-- START Records to use --

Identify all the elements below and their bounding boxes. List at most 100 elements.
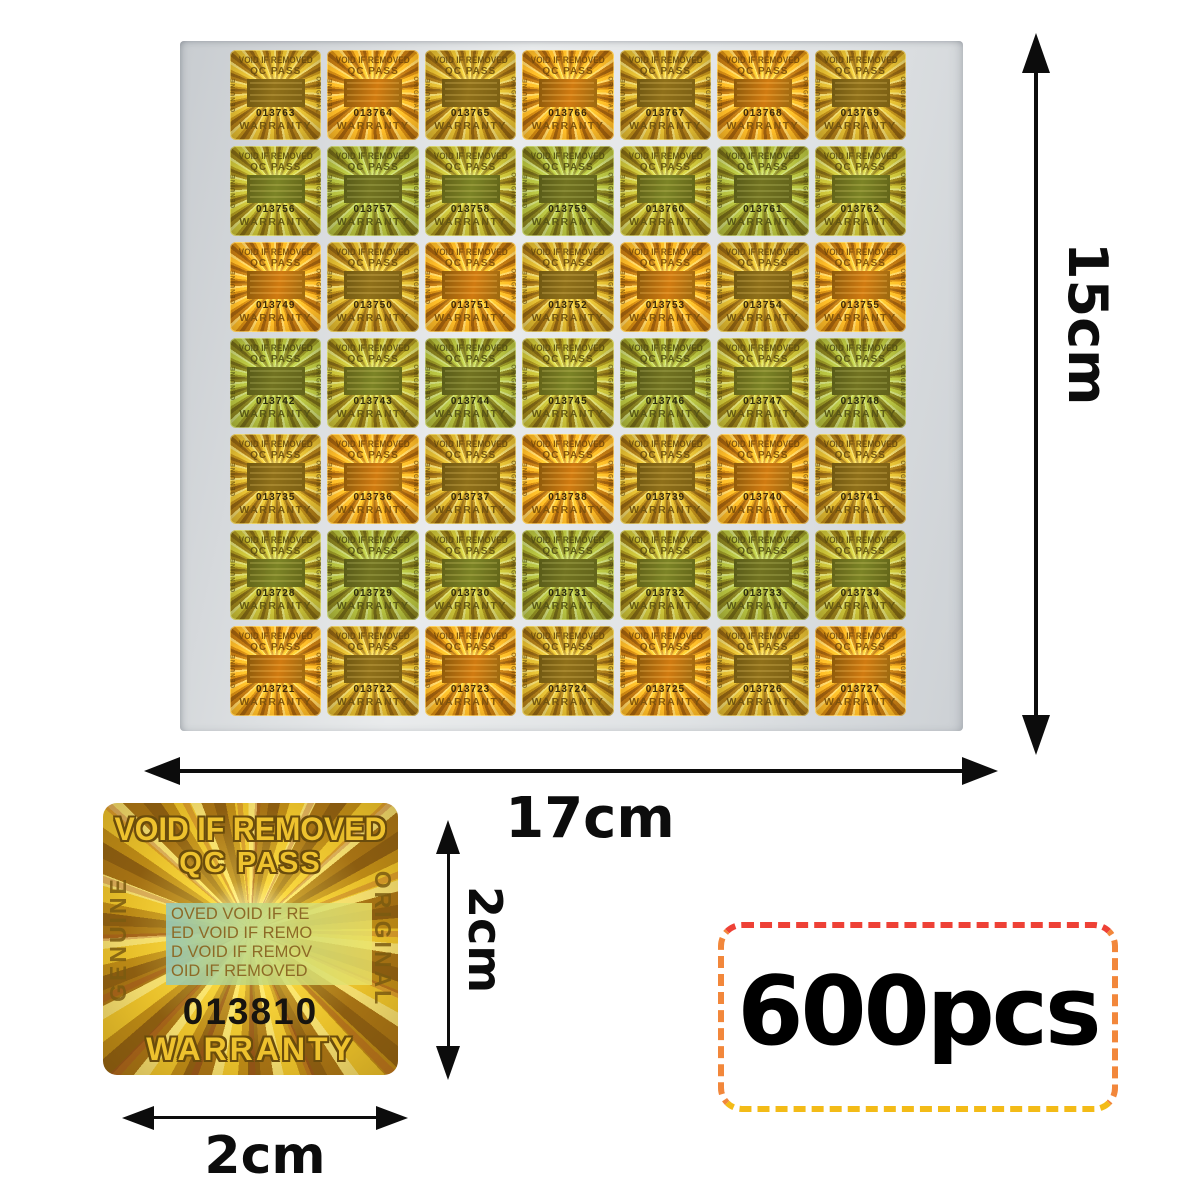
warranty-text: WARRANTY	[629, 600, 702, 612]
hologram-center-rect	[247, 559, 305, 587]
qc-pass-text: QC PASS	[639, 162, 692, 173]
void-if-removed-text: VOID IF REMOVED	[433, 151, 508, 161]
qc-pass-text: QC PASS	[834, 642, 886, 653]
warranty-text: WARRANTY	[531, 216, 605, 228]
void-if-removed-text: VOID IF REMOVED	[433, 343, 508, 353]
sticker-serial: 013724	[548, 684, 588, 695]
original-vertical-text: ORIGINAL	[606, 172, 613, 210]
sticker-serial: 013810	[182, 991, 319, 1032]
warranty-text: WARRANTY	[146, 1031, 355, 1067]
sticker-serial: 013767	[645, 108, 686, 119]
hologram-sticker: GENUINE ORIGINAL VOID IF REMOVED QC PASS…	[327, 242, 419, 332]
hologram-sticker: GENUINE ORIGINAL VOID IF REMOVED QC PASS…	[522, 530, 614, 620]
hologram-center-rect	[734, 367, 793, 395]
warranty-text: WARRANTY	[531, 120, 605, 132]
sticker-serial: 013752	[548, 300, 588, 311]
hologram-center-rect	[247, 271, 305, 299]
arrow-up-icon	[436, 820, 460, 854]
sticker-serial: 013762	[840, 204, 880, 215]
sticker-serial: 013763	[256, 108, 296, 119]
hologram-sticker: GENUINE ORIGINAL VOID IF REMOVED QC PASS…	[522, 338, 614, 428]
qc-pass-text: QC PASS	[737, 66, 789, 77]
warranty-text: WARRANTY	[336, 312, 410, 324]
sticker-height-label: 2cm	[458, 886, 512, 994]
band-line: OVED VOID IF RE	[171, 905, 310, 923]
warranty-text: WARRANTY	[336, 504, 410, 516]
hologram-center-rect	[734, 271, 793, 299]
original-vertical-text: ORIGINAL	[899, 556, 905, 594]
original-vertical-text: ORIGINAL	[801, 556, 808, 594]
warranty-text: WARRANTY	[531, 408, 605, 420]
hologram-center-rect	[831, 367, 890, 395]
warranty-text: WARRANTY	[823, 312, 897, 324]
void-if-removed-text: VOID IF REMOVED	[336, 55, 411, 65]
warranty-text: WARRANTY	[336, 216, 410, 228]
qc-pass-text: QC PASS	[639, 450, 692, 461]
qc-pass-text: QC PASS	[639, 66, 692, 77]
hologram-sticker: GENUINE ORIGINAL VOID IF REMOVED QC PASS…	[230, 530, 322, 620]
hologram-sticker: GENUINE ORIGINAL VOID IF REMOVED QC PASS…	[814, 530, 906, 620]
qc-pass-text: QC PASS	[347, 450, 399, 461]
original-vertical-text: ORIGINAL	[801, 460, 808, 498]
original-vertical-text: ORIGINAL	[411, 364, 418, 402]
qc-pass-text: QC PASS	[639, 642, 692, 653]
hologram-center-rect	[734, 655, 793, 683]
hologram-sticker: GENUINE ORIGINAL VOID IF REMOVED QC PASS…	[619, 626, 712, 716]
qc-pass-text: QC PASS	[834, 162, 886, 173]
void-if-removed-text: VOID IF REMOVED	[433, 55, 508, 65]
hologram-sticker: GENUINE ORIGINAL VOID IF REMOVED QC PASS…	[619, 434, 712, 524]
original-vertical-text: ORIGINAL	[509, 652, 516, 690]
sticker-serial: 013760	[645, 204, 686, 215]
original-vertical-text: ORIGINAL	[704, 268, 711, 306]
sticker-sheet-grid: GENUINE ORIGINAL VOID IF REMOVED QC PASS…	[230, 50, 906, 716]
arrow-down-icon	[1022, 715, 1050, 755]
void-if-removed-text: VOID IF REMOVED	[433, 631, 508, 641]
original-vertical-text: ORIGINAL	[509, 76, 516, 114]
void-if-removed-text: VOID IF REMOVED	[823, 343, 898, 353]
arrow-left-icon	[144, 757, 180, 785]
warranty-text: WARRANTY	[726, 696, 800, 708]
qc-pass-text: QC PASS	[542, 546, 594, 557]
qc-pass-text: QC PASS	[834, 66, 886, 77]
qc-pass-text: QC PASS	[737, 642, 789, 653]
hologram-center-rect	[344, 271, 403, 299]
qc-pass-text: QC PASS	[834, 450, 886, 461]
warranty-text: WARRANTY	[434, 504, 507, 516]
void-if-removed-text: VOID IF REMOVED	[238, 535, 313, 545]
hologram-sticker: GENUINE ORIGINAL VOID IF REMOVED QC PASS…	[717, 146, 809, 236]
sticker-serial: 013758	[450, 204, 491, 215]
original-vertical-text: ORIGINAL	[606, 460, 613, 498]
sticker-serial: 013761	[743, 204, 783, 215]
original-vertical-text: ORIGINAL	[899, 172, 905, 210]
hologram-center-rect	[344, 463, 403, 491]
hologram-center-rect	[441, 271, 500, 299]
original-vertical-text: ORIGINAL	[899, 76, 905, 114]
hologram-sticker: GENUINE ORIGINAL VOID IF REMOVED QC PASS…	[230, 146, 322, 236]
hologram-sticker: GENUINE ORIGINAL VOID IF REMOVED QC PASS…	[424, 626, 517, 716]
qc-pass-text: QC PASS	[639, 258, 692, 269]
void-if-removed-text: VOID IF REMOVED	[238, 247, 313, 257]
sticker-serial: 013759	[548, 204, 588, 215]
warranty-text: WARRANTY	[336, 408, 410, 420]
hologram-sticker: GENUINE ORIGINAL VOID IF REMOVED QC PASS…	[814, 242, 906, 332]
original-vertical-text: ORIGINAL	[606, 268, 613, 306]
sticker-serial: 013742	[256, 396, 296, 407]
hologram-center-rect	[734, 175, 793, 203]
qc-pass-text: QC PASS	[737, 258, 789, 269]
sticker-serial: 013756	[256, 204, 296, 215]
hologram-center-rect	[539, 367, 598, 395]
hologram-center-rect	[247, 463, 305, 491]
void-if-removed-text: VOID IF REMOVED	[725, 631, 800, 641]
void-if-removed-text: VOID IF REMOVED	[628, 151, 703, 161]
original-vertical-text: ORIGINAL	[899, 652, 905, 690]
void-if-removed-text: VOID IF REMOVED	[823, 535, 898, 545]
void-if-removed-text: VOID IF REMOVED	[336, 439, 411, 449]
arrow-down-icon	[436, 1046, 460, 1080]
void-if-removed-text: VOID IF REMOVED	[530, 247, 606, 257]
qc-pass-text: QC PASS	[347, 66, 399, 77]
hologram-center-rect	[831, 175, 890, 203]
warranty-text: WARRANTY	[239, 600, 313, 612]
sticker-serial: 013769	[840, 108, 880, 119]
hologram-sticker: GENUINE ORIGINAL VOID IF REMOVED QC PASS…	[717, 626, 809, 716]
void-if-removed-text: VOID IF REMOVED	[823, 247, 898, 257]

-- END Records to use --

_To do_.
Reproduce the lines above verbatim, from the line containing "600, 702, 612]" to the line containing "408, 605, 420]", both included.

_Response to this task_.
warranty-text: WARRANTY	[629, 600, 702, 612]
hologram-center-rect	[247, 559, 305, 587]
qc-pass-text: QC PASS	[639, 162, 692, 173]
void-if-removed-text: VOID IF REMOVED	[433, 151, 508, 161]
qc-pass-text: QC PASS	[834, 642, 886, 653]
warranty-text: WARRANTY	[531, 216, 605, 228]
void-if-removed-text: VOID IF REMOVED	[433, 343, 508, 353]
sticker-serial: 013724	[548, 684, 588, 695]
original-vertical-text: ORIGINAL	[606, 172, 613, 210]
sticker-serial: 013810	[182, 991, 319, 1032]
warranty-text: WARRANTY	[146, 1031, 355, 1067]
sticker-serial: 013767	[645, 108, 686, 119]
hologram-sticker: GENUINE ORIGINAL VOID IF REMOVED QC PASS…	[327, 242, 419, 332]
hologram-sticker: GENUINE ORIGINAL VOID IF REMOVED QC PASS…	[522, 530, 614, 620]
hologram-center-rect	[734, 367, 793, 395]
warranty-text: WARRANTY	[531, 120, 605, 132]
sticker-serial: 013752	[548, 300, 588, 311]
hologram-center-rect	[247, 271, 305, 299]
arrow-up-icon	[436, 820, 460, 854]
sticker-serial: 013762	[840, 204, 880, 215]
sticker-serial: 013763	[256, 108, 296, 119]
hologram-sticker: GENUINE ORIGINAL VOID IF REMOVED QC PASS…	[522, 338, 614, 428]
qc-pass-text: QC PASS	[737, 66, 789, 77]
warranty-text: WARRANTY	[336, 312, 410, 324]
sticker-height-label: 2cm	[458, 886, 512, 994]
band-line: OVED VOID IF RE	[171, 905, 310, 923]
warranty-text: WARRANTY	[336, 504, 410, 516]
hologram-center-rect	[734, 271, 793, 299]
original-vertical-text: ORIGINAL	[899, 556, 905, 594]
original-vertical-text: ORIGINAL	[801, 556, 808, 594]
warranty-text: WARRANTY	[531, 408, 605, 420]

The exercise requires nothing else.